§ DATA SECTION
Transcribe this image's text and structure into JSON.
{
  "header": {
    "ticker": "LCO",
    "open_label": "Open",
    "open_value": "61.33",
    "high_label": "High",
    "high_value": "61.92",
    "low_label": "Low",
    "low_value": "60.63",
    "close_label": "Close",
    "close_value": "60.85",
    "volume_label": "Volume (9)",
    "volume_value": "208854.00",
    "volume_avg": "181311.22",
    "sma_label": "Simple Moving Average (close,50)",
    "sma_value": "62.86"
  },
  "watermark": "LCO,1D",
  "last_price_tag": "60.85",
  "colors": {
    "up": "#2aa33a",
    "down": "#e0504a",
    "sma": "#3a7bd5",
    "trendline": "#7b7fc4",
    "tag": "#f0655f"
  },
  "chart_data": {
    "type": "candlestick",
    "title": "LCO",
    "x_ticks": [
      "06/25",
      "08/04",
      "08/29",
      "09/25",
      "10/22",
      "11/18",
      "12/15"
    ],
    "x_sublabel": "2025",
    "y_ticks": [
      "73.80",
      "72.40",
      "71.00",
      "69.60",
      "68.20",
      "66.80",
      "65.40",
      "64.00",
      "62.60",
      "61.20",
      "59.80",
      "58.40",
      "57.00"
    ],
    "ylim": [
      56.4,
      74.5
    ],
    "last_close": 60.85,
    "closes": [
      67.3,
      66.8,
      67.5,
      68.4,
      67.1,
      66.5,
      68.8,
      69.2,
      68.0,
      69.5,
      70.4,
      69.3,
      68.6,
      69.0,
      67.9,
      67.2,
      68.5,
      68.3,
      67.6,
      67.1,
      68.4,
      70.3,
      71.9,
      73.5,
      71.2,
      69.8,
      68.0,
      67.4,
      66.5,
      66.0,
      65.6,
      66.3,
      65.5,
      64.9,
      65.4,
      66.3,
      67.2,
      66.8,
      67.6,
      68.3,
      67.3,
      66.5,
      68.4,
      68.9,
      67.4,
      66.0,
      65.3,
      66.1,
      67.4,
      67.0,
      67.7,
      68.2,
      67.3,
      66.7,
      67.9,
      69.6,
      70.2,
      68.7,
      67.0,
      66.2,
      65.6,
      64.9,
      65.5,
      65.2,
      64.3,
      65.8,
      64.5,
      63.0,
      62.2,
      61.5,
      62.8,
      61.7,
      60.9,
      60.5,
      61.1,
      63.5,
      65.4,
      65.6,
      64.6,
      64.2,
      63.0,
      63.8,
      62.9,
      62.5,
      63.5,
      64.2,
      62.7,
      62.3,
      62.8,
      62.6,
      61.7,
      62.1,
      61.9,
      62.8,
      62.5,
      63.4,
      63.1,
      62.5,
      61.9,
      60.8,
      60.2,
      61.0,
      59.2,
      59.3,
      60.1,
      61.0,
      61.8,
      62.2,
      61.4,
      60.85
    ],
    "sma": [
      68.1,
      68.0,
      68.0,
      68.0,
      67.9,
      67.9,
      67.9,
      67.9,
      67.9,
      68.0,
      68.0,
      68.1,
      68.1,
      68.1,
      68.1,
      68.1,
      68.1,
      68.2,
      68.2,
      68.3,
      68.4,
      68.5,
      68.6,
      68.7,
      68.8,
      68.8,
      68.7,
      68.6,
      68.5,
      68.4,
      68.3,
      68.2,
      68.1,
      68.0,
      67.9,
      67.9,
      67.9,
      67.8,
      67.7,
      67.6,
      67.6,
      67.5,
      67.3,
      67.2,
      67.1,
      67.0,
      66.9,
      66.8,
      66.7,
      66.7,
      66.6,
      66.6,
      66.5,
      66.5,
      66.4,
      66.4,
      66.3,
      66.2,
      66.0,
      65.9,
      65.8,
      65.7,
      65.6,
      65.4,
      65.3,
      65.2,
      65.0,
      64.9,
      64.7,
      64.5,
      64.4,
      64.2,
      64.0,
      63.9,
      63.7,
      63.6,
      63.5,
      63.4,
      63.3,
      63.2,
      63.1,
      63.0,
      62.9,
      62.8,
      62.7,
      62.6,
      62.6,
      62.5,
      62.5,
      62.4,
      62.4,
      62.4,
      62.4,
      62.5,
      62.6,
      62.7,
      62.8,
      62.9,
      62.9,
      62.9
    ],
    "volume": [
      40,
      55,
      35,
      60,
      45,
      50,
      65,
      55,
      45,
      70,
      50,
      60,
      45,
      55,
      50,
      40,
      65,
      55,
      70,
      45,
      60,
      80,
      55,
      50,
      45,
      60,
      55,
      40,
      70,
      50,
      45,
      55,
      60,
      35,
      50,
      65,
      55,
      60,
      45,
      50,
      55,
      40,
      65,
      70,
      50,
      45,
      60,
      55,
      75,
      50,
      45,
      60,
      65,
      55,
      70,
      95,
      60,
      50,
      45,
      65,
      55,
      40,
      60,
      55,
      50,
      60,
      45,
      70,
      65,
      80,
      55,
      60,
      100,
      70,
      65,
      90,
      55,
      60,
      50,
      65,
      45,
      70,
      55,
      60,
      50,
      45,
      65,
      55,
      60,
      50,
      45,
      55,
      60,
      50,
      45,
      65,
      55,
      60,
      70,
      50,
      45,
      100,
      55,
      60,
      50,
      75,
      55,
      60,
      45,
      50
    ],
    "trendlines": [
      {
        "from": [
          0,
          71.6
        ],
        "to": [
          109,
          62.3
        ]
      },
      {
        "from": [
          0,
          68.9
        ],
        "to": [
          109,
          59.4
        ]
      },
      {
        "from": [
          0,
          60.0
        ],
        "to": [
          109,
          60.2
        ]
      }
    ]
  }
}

§ STATED EXERCISE
Return every record, word for word.

§ EXERCISE OUTPUT
Transcribe this image's text and structure into JSON.
{
  "header": {
    "ticker": "LCO",
    "open_label": "Open",
    "open_value": "61.33",
    "high_label": "High",
    "high_value": "61.92",
    "low_label": "Low",
    "low_value": "60.63",
    "close_label": "Close",
    "close_value": "60.85",
    "volume_label": "Volume (9)",
    "volume_value": "208854.00",
    "volume_avg": "181311.22",
    "sma_label": "Simple Moving Average (close,50)",
    "sma_value": "62.86"
  },
  "watermark": "LCO,1D",
  "last_price_tag": "60.85",
  "colors": {
    "up": "#2aa33a",
    "down": "#e0504a",
    "sma": "#3a7bd5",
    "trendline": "#7b7fc4",
    "tag": "#f0655f"
  },
  "chart_data": {
    "type": "candlestick",
    "title": "LCO",
    "x_ticks": [
      "06/25",
      "08/04",
      "08/29",
      "09/25",
      "10/22",
      "11/18",
      "12/15"
    ],
    "x_sublabel": "2025",
    "y_ticks": [
      "73.80",
      "72.40",
      "71.00",
      "69.60",
      "68.20",
      "66.80",
      "65.40",
      "64.00",
      "62.60",
      "61.20",
      "59.80",
      "58.40",
      "57.00"
    ],
    "ylim": [
      56.4,
      74.5
    ],
    "last_close": 60.85,
    "closes": [
      67.3,
      66.8,
      67.5,
      68.4,
      67.1,
      66.5,
      68.8,
      69.2,
      68.0,
      69.5,
      70.4,
      69.3,
      68.6,
      69.0,
      67.9,
      67.2,
      68.5,
      68.3,
      67.6,
      67.1,
      68.4,
      70.3,
      71.9,
      73.5,
      71.2,
      69.8,
      68.0,
      67.4,
      66.5,
      66.0,
      65.6,
      66.3,
      65.5,
      64.9,
      65.4,
      66.3,
      67.2,
      66.8,
      67.6,
      68.3,
      67.3,
      66.5,
      68.4,
      68.9,
      67.4,
      66.0,
      65.3,
      66.1,
      67.4,
      67.0,
      67.7,
      68.2,
      67.3,
      66.7,
      67.9,
      69.6,
      70.2,
      68.7,
      67.0,
      66.2,
      65.6,
      64.9,
      65.5,
      65.2,
      64.3,
      65.8,
      64.5,
      63.0,
      62.2,
      61.5,
      62.8,
      61.7,
      60.9,
      60.5,
      61.1,
      63.5,
      65.4,
      65.6,
      64.6,
      64.2,
      63.0,
      63.8,
      62.9,
      62.5,
      63.5,
      64.2,
      62.7,
      62.3,
      62.8,
      62.6,
      61.7,
      62.1,
      61.9,
      62.8,
      62.5,
      63.4,
      63.1,
      62.5,
      61.9,
      60.8,
      60.2,
      61.0,
      59.2,
      59.3,
      60.1,
      61.0,
      61.8,
      62.2,
      61.4,
      60.85
    ],
    "sma": [
      68.1,
      68.0,
      68.0,
      68.0,
      67.9,
      67.9,
      67.9,
      67.9,
      67.9,
      68.0,
      68.0,
      68.1,
      68.1,
      68.1,
      68.1,
      68.1,
      68.1,
      68.2,
      68.2,
      68.3,
      68.4,
      68.5,
      68.6,
      68.7,
      68.8,
      68.8,
      68.7,
      68.6,
      68.5,
      68.4,
      68.3,
      68.2,
      68.1,
      68.0,
      67.9,
      67.9,
      67.9,
      67.8,
      67.7,
      67.6,
      67.6,
      67.5,
      67.3,
      67.2,
      67.1,
      67.0,
      66.9,
      66.8,
      66.7,
      66.7,
      66.6,
      66.6,
      66.5,
      66.5,
      66.4,
      66.4,
      66.3,
      66.2,
      66.0,
      65.9,
      65.8,
      65.7,
      65.6,
      65.4,
      65.3,
      65.2,
      65.0,
      64.9,
      64.7,
      64.5,
      64.4,
      64.2,
      64.0,
      63.9,
      63.7,
      63.6,
      63.5,
      63.4,
      63.3,
      63.2,
      63.1,
      63.0,
      62.9,
      62.8,
      62.7,
      62.6,
      62.6,
      62.5,
      62.5,
      62.4,
      62.4,
      62.4,
      62.4,
      62.5,
      62.6,
      62.7,
      62.8,
      62.9,
      62.9,
      62.9
    ],
    "volume": [
      40,
      55,
      35,
      60,
      45,
      50,
      65,
      55,
      45,
      70,
      50,
      60,
      45,
      55,
      50,
      40,
      65,
      55,
      70,
      45,
      60,
      80,
      55,
      50,
      45,
      60,
      55,
      40,
      70,
      50,
      45,
      55,
      60,
      35,
      50,
      65,
      55,
      60,
      45,
      50,
      55,
      40,
      65,
      70,
      50,
      45,
      60,
      55,
      75,
      50,
      45,
      60,
      65,
      55,
      70,
      95,
      60,
      50,
      45,
      65,
      55,
      40,
      60,
      55,
      50,
      60,
      45,
      70,
      65,
      80,
      55,
      60,
      100,
      70,
      65,
      90,
      55,
      60,
      50,
      65,
      45,
      70,
      55,
      60,
      50,
      45,
      65,
      55,
      60,
      50,
      45,
      55,
      60,
      50,
      45,
      65,
      55,
      60,
      70,
      50,
      45,
      100,
      55,
      60,
      50,
      75,
      55,
      60,
      45,
      50
    ],
    "trendlines": [
      {
        "from": [
          0,
          71.6
        ],
        "to": [
          109,
          62.3
        ]
      },
      {
        "from": [
          0,
          68.9
        ],
        "to": [
          109,
          59.4
        ]
      },
      {
        "from": [
          0,
          60.0
        ],
        "to": [
          109,
          60.2
        ]
      }
    ]
  }
}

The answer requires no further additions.